# PROBLEM REQUIREMENTS:
Write out the records again, exactly, leaving none out.

# DATASET CONTENT:
-- start --
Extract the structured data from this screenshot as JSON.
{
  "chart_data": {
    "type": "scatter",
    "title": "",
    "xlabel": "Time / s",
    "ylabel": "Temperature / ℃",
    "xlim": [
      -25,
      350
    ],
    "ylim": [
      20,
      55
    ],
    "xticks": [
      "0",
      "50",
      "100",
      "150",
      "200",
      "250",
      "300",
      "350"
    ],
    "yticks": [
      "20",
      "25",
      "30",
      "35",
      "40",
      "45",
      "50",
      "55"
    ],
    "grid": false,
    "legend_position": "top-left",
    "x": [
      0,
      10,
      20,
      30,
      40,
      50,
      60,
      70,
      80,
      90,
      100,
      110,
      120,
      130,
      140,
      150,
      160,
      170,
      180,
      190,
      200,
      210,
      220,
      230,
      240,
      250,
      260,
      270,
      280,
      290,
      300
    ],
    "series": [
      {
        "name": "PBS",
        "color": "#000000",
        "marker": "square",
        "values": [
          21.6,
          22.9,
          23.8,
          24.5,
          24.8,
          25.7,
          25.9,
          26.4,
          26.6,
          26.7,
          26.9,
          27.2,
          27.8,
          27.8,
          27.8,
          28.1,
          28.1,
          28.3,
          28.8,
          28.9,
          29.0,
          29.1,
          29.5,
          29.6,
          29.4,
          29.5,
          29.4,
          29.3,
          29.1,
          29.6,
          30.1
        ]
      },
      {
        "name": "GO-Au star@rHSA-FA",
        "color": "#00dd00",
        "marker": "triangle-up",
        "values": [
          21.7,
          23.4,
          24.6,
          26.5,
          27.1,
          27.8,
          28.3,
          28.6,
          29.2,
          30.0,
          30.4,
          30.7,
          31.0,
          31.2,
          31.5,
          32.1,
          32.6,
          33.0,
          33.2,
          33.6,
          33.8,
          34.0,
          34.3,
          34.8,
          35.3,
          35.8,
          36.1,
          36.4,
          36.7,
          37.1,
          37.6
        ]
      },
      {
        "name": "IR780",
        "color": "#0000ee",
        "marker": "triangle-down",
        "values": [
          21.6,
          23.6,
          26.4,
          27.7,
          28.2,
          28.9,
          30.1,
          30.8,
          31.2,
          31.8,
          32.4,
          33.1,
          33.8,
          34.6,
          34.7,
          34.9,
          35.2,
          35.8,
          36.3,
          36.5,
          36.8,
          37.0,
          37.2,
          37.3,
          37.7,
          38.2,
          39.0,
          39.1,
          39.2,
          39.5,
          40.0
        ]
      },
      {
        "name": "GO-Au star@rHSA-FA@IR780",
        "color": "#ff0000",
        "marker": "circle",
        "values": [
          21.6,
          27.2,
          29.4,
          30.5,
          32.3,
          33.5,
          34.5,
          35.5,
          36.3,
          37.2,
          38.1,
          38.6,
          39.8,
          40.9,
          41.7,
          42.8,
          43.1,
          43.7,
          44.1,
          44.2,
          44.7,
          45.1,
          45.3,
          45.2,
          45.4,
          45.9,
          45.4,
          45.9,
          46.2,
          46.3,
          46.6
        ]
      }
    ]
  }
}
-- end --
# SOLUTION FOR THIS TASK:
Extract the structured data from this screenshot as JSON.
{
  "chart_data": {
    "type": "scatter",
    "title": "",
    "xlabel": "Time / s",
    "ylabel": "Temperature / ℃",
    "xlim": [
      -25,
      350
    ],
    "ylim": [
      20,
      55
    ],
    "xticks": [
      "0",
      "50",
      "100",
      "150",
      "200",
      "250",
      "300",
      "350"
    ],
    "yticks": [
      "20",
      "25",
      "30",
      "35",
      "40",
      "45",
      "50",
      "55"
    ],
    "grid": false,
    "legend_position": "top-left",
    "x": [
      0,
      10,
      20,
      30,
      40,
      50,
      60,
      70,
      80,
      90,
      100,
      110,
      120,
      130,
      140,
      150,
      160,
      170,
      180,
      190,
      200,
      210,
      220,
      230,
      240,
      250,
      260,
      270,
      280,
      290,
      300
    ],
    "series": [
      {
        "name": "PBS",
        "color": "#000000",
        "marker": "square",
        "values": [
          21.6,
          22.9,
          23.8,
          24.5,
          24.8,
          25.7,
          25.9,
          26.4,
          26.6,
          26.7,
          26.9,
          27.2,
          27.8,
          27.8,
          27.8,
          28.1,
          28.1,
          28.3,
          28.8,
          28.9,
          29.0,
          29.1,
          29.5,
          29.6,
          29.4,
          29.5,
          29.4,
          29.3,
          29.1,
          29.6,
          30.1
        ]
      },
      {
        "name": "GO-Au star@rHSA-FA",
        "color": "#00dd00",
        "marker": "triangle-up",
        "values": [
          21.7,
          23.4,
          24.6,
          26.5,
          27.1,
          27.8,
          28.3,
          28.6,
          29.2,
          30.0,
          30.4,
          30.7,
          31.0,
          31.2,
          31.5,
          32.1,
          32.6,
          33.0,
          33.2,
          33.6,
          33.8,
          34.0,
          34.3,
          34.8,
          35.3,
          35.8,
          36.1,
          36.4,
          36.7,
          37.1,
          37.6
        ]
      },
      {
        "name": "IR780",
        "color": "#0000ee",
        "marker": "triangle-down",
        "values": [
          21.6,
          23.6,
          26.4,
          27.7,
          28.2,
          28.9,
          30.1,
          30.8,
          31.2,
          31.8,
          32.4,
          33.1,
          33.8,
          34.6,
          34.7,
          34.9,
          35.2,
          35.8,
          36.3,
          36.5,
          36.8,
          37.0,
          37.2,
          37.3,
          37.7,
          38.2,
          39.0,
          39.1,
          39.2,
          39.5,
          40.0
        ]
      },
      {
        "name": "GO-Au star@rHSA-FA@IR780",
        "color": "#ff0000",
        "marker": "circle",
        "values": [
          21.6,
          27.2,
          29.4,
          30.5,
          32.3,
          33.5,
          34.5,
          35.5,
          36.3,
          37.2,
          38.1,
          38.6,
          39.8,
          40.9,
          41.7,
          42.8,
          43.1,
          43.7,
          44.1,
          44.2,
          44.7,
          45.1,
          45.3,
          45.2,
          45.4,
          45.9,
          45.4,
          45.9,
          46.2,
          46.3,
          46.6
        ]
      }
    ]
  }
}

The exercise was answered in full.